# What you should do:
Your task is to output the data exactly as it stands.

(Extracted data entries)

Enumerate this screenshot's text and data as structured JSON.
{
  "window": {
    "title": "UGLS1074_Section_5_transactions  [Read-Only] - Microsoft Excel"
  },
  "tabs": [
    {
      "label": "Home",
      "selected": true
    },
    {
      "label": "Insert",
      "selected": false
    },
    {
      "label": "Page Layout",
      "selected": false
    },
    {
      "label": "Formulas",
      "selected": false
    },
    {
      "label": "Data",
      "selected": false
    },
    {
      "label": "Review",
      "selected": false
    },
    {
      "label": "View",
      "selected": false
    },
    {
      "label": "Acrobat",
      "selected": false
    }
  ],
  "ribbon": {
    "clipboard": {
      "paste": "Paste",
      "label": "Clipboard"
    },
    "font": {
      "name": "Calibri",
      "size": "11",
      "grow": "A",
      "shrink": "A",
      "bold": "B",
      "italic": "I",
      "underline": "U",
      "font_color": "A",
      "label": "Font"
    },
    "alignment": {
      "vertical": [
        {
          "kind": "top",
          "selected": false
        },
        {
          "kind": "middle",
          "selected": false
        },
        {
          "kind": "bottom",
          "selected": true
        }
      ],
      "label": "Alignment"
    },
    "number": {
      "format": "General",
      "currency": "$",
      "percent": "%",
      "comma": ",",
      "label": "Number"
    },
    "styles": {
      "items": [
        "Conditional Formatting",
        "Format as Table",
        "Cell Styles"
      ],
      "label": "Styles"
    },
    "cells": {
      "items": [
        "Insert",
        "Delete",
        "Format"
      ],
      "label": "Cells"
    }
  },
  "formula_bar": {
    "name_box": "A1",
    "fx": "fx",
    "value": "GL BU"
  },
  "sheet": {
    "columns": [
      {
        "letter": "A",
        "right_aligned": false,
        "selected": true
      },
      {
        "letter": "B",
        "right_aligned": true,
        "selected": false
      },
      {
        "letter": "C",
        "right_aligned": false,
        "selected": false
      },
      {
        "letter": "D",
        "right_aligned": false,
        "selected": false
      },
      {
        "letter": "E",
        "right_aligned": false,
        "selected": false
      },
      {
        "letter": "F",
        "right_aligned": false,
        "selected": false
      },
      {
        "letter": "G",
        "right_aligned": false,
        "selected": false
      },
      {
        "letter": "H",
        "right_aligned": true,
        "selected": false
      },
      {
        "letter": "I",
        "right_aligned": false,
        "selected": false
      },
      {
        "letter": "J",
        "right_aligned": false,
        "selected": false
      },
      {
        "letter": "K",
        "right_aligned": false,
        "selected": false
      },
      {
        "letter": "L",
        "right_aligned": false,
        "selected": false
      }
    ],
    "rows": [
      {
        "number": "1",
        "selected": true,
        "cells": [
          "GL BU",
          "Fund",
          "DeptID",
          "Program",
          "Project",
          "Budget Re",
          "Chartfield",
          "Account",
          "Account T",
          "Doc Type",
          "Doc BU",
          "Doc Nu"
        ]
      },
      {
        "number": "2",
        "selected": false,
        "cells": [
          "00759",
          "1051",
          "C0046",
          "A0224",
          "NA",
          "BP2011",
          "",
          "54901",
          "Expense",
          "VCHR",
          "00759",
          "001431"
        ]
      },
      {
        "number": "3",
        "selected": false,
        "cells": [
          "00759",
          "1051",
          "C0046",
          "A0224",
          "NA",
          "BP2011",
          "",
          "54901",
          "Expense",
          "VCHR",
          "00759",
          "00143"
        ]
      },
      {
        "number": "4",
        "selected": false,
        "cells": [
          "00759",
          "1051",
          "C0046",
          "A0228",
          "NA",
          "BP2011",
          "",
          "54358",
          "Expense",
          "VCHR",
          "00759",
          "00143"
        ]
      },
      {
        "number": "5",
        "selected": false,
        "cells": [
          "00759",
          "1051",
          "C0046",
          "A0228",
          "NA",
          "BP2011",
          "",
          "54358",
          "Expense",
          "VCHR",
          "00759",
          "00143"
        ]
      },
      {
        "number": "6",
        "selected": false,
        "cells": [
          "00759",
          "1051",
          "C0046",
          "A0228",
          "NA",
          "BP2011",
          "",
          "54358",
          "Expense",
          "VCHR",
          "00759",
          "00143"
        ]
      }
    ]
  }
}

# Solution for this task:
Enumerate this screenshot's text and data as structured JSON.
{
  "window": {
    "title": "UGLS1074_Section_5_transactions  [Read-Only] - Microsoft Excel"
  },
  "tabs": [
    {
      "label": "Home",
      "selected": true
    },
    {
      "label": "Insert",
      "selected": false
    },
    {
      "label": "Page Layout",
      "selected": false
    },
    {
      "label": "Formulas",
      "selected": false
    },
    {
      "label": "Data",
      "selected": false
    },
    {
      "label": "Review",
      "selected": false
    },
    {
      "label": "View",
      "selected": false
    },
    {
      "label": "Acrobat",
      "selected": false
    }
  ],
  "ribbon": {
    "clipboard": {
      "paste": "Paste",
      "label": "Clipboard"
    },
    "font": {
      "name": "Calibri",
      "size": "11",
      "grow": "A",
      "shrink": "A",
      "bold": "B",
      "italic": "I",
      "underline": "U",
      "font_color": "A",
      "label": "Font"
    },
    "alignment": {
      "vertical": [
        {
          "kind": "top",
          "selected": false
        },
        {
          "kind": "middle",
          "selected": false
        },
        {
          "kind": "bottom",
          "selected": true
        }
      ],
      "label": "Alignment"
    },
    "number": {
      "format": "General",
      "currency": "$",
      "percent": "%",
      "comma": ",",
      "label": "Number"
    },
    "styles": {
      "items": [
        "Conditional Formatting",
        "Format as Table",
        "Cell Styles"
      ],
      "label": "Styles"
    },
    "cells": {
      "items": [
        "Insert",
        "Delete",
        "Format"
      ],
      "label": "Cells"
    }
  },
  "formula_bar": {
    "name_box": "A1",
    "fx": "fx",
    "value": "GL BU"
  },
  "sheet": {
    "columns": [
      {
        "letter": "A",
        "right_aligned": false,
        "selected": true
      },
      {
        "letter": "B",
        "right_aligned": true,
        "selected": false
      },
      {
        "letter": "C",
        "right_aligned": false,
        "selected": false
      },
      {
        "letter": "D",
        "right_aligned": false,
        "selected": false
      },
      {
        "letter": "E",
        "right_aligned": false,
        "selected": false
      },
      {
        "letter": "F",
        "right_aligned": false,
        "selected": false
      },
      {
        "letter": "G",
        "right_aligned": false,
        "selected": false
      },
      {
        "letter": "H",
        "right_aligned": true,
        "selected": false
      },
      {
        "letter": "I",
        "right_aligned": false,
        "selected": false
      },
      {
        "letter": "J",
        "right_aligned": false,
        "selected": false
      },
      {
        "letter": "K",
        "right_aligned": false,
        "selected": false
      },
      {
        "letter": "L",
        "right_aligned": false,
        "selected": false
      }
    ],
    "rows": [
      {
        "number": "1",
        "selected": true,
        "cells": [
          "GL BU",
          "Fund",
          "DeptID",
          "Program",
          "Project",
          "Budget Re",
          "Chartfield",
          "Account",
          "Account T",
          "Doc Type",
          "Doc BU",
          "Doc Nu"
        ]
      },
      {
        "number": "2",
        "selected": false,
        "cells": [
          "00759",
          "1051",
          "C0046",
          "A0224",
          "NA",
          "BP2011",
          "",
          "54901",
          "Expense",
          "VCHR",
          "00759",
          "001431"
        ]
      },
      {
        "number": "3",
        "selected": false,
        "cells": [
          "00759",
          "1051",
          "C0046",
          "A0224",
          "NA",
          "BP2011",
          "",
          "54901",
          "Expense",
          "VCHR",
          "00759",
          "00143"
        ]
      },
      {
        "number": "4",
        "selected": false,
        "cells": [
          "00759",
          "1051",
          "C0046",
          "A0228",
          "NA",
          "BP2011",
          "",
          "54358",
          "Expense",
          "VCHR",
          "00759",
          "00143"
        ]
      },
      {
        "number": "5",
        "selected": false,
        "cells": [
          "00759",
          "1051",
          "C0046",
          "A0228",
          "NA",
          "BP2011",
          "",
          "54358",
          "Expense",
          "VCHR",
          "00759",
          "00143"
        ]
      },
      {
        "number": "6",
        "selected": false,
        "cells": [
          "00759",
          "1051",
          "C0046",
          "A0228",
          "NA",
          "BP2011",
          "",
          "54358",
          "Expense",
          "VCHR",
          "00759",
          "00143"
        ]
      }
    ]
  }
}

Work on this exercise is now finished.